*TO DO*. Retype all the entries word for word, but omit the pictures.

------ EXCERPTED RECORDS ------

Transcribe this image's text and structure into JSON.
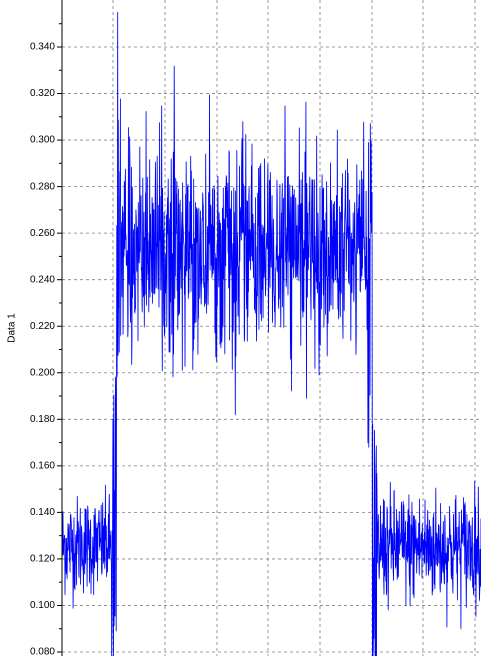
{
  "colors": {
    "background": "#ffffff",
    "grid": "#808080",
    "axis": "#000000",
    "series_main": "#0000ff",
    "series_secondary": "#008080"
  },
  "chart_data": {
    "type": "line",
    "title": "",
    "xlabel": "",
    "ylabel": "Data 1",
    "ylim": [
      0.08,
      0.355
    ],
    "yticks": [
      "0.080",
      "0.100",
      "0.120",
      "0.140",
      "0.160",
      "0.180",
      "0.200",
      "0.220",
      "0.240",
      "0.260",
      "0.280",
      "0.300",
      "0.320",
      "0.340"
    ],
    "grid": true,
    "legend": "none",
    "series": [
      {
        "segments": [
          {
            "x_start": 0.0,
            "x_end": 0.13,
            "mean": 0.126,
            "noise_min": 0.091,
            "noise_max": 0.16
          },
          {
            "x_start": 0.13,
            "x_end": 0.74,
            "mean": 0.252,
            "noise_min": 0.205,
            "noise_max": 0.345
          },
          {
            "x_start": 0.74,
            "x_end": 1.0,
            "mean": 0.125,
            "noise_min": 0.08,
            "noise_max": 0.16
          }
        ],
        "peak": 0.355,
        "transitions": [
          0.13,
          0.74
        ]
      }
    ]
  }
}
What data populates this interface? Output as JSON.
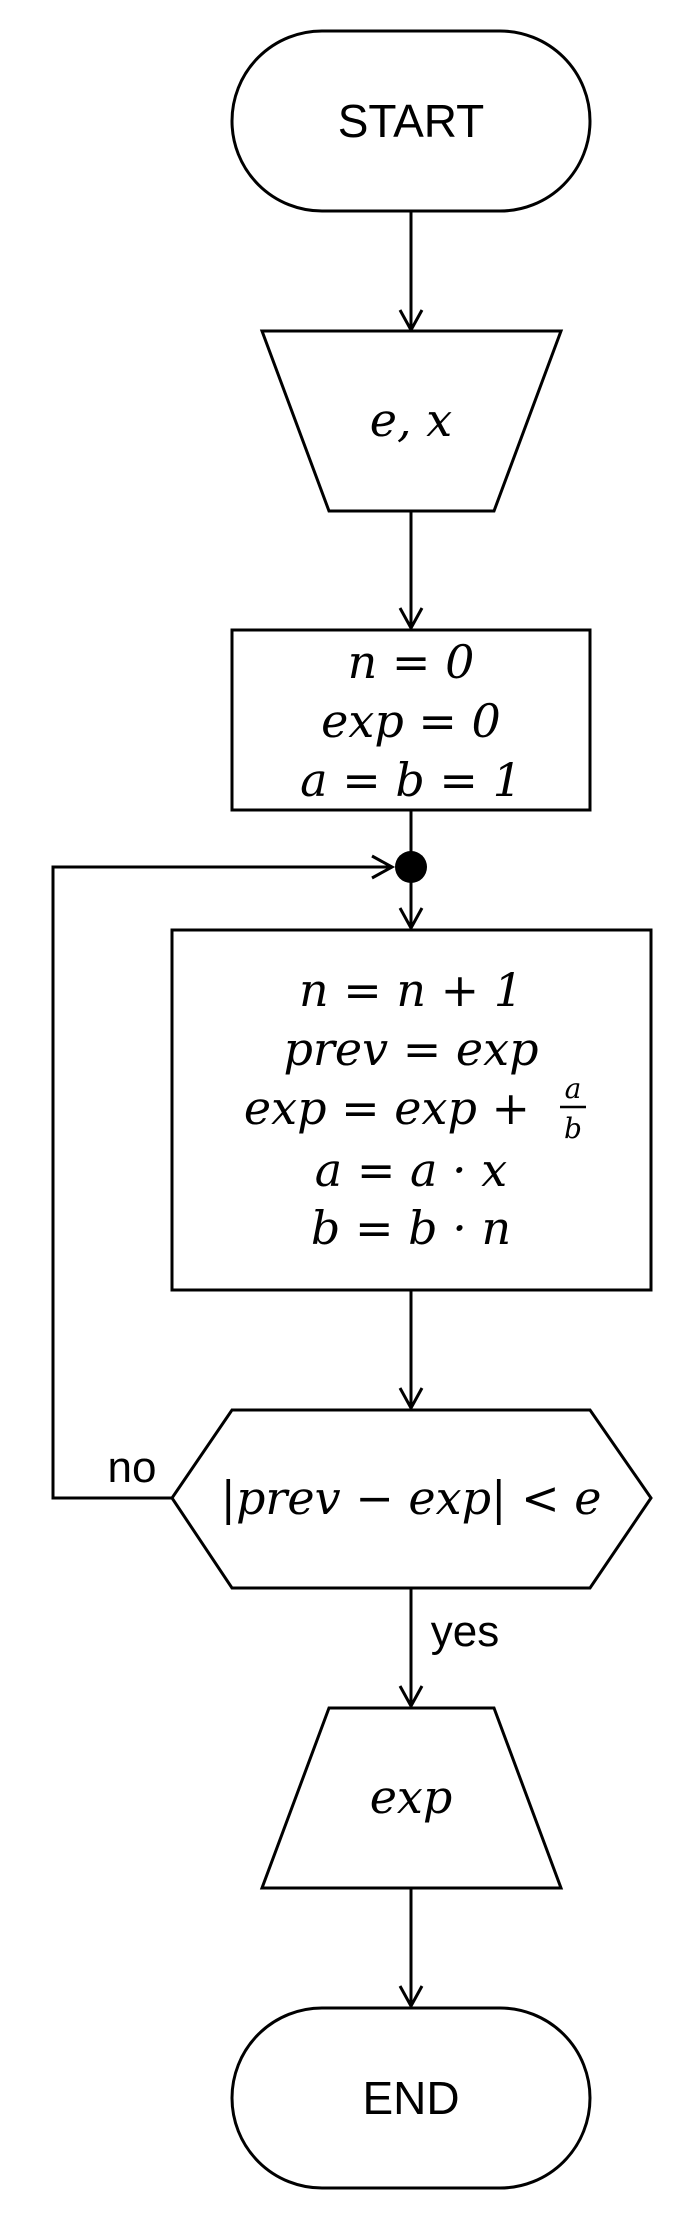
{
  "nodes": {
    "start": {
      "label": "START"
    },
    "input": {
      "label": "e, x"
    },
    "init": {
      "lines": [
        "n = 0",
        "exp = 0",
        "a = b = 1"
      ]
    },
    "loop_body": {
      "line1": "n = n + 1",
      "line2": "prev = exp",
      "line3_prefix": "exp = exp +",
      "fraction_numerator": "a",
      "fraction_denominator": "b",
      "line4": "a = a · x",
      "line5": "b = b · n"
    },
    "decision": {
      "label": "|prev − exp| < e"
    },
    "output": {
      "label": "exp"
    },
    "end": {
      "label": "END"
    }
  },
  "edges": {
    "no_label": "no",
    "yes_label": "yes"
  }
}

------

*SOLUTION FOR THIS PROBLEM*.
Transcribe this image's text and structure into JSON.
{
  "colors": {
    "background": "#ffffff",
    "grid": "#808080",
    "axis": "#000000",
    "series_main": "#0000ff",
    "series_secondary": "#008080"
  },
  "chart_data": {
    "type": "line",
    "title": "",
    "xlabel": "",
    "ylabel": "Data 1",
    "ylim": [
      0.08,
      0.355
    ],
    "yticks": [
      "0.080",
      "0.100",
      "0.120",
      "0.140",
      "0.160",
      "0.180",
      "0.200",
      "0.220",
      "0.240",
      "0.260",
      "0.280",
      "0.300",
      "0.320",
      "0.340"
    ],
    "grid": true,
    "legend": "none",
    "series": [
      {
        "segments": [
          {
            "x_start": 0.0,
            "x_end": 0.13,
            "mean": 0.126,
            "noise_min": 0.091,
            "noise_max": 0.16
          },
          {
            "x_start": 0.13,
            "x_end": 0.74,
            "mean": 0.252,
            "noise_min": 0.205,
            "noise_max": 0.345
          },
          {
            "x_start": 0.74,
            "x_end": 1.0,
            "mean": 0.125,
            "noise_min": 0.08,
            "noise_max": 0.16
          }
        ],
        "peak": 0.355,
        "transitions": [
          0.13,
          0.74
        ]
      }
    ]
  }
}
What data populates this interface? Output as JSON.
{
  "nodes": {
    "start": {
      "label": "START"
    },
    "input": {
      "label": "e, x"
    },
    "init": {
      "lines": [
        "n = 0",
        "exp = 0",
        "a = b = 1"
      ]
    },
    "loop_body": {
      "line1": "n = n + 1",
      "line2": "prev = exp",
      "line3_prefix": "exp = exp +",
      "fraction_numerator": "a",
      "fraction_denominator": "b",
      "line4": "a = a · x",
      "line5": "b = b · n"
    },
    "decision": {
      "label": "|prev − exp| < e"
    },
    "output": {
      "label": "exp"
    },
    "end": {
      "label": "END"
    }
  },
  "edges": {
    "no_label": "no",
    "yes_label": "yes"
  }
}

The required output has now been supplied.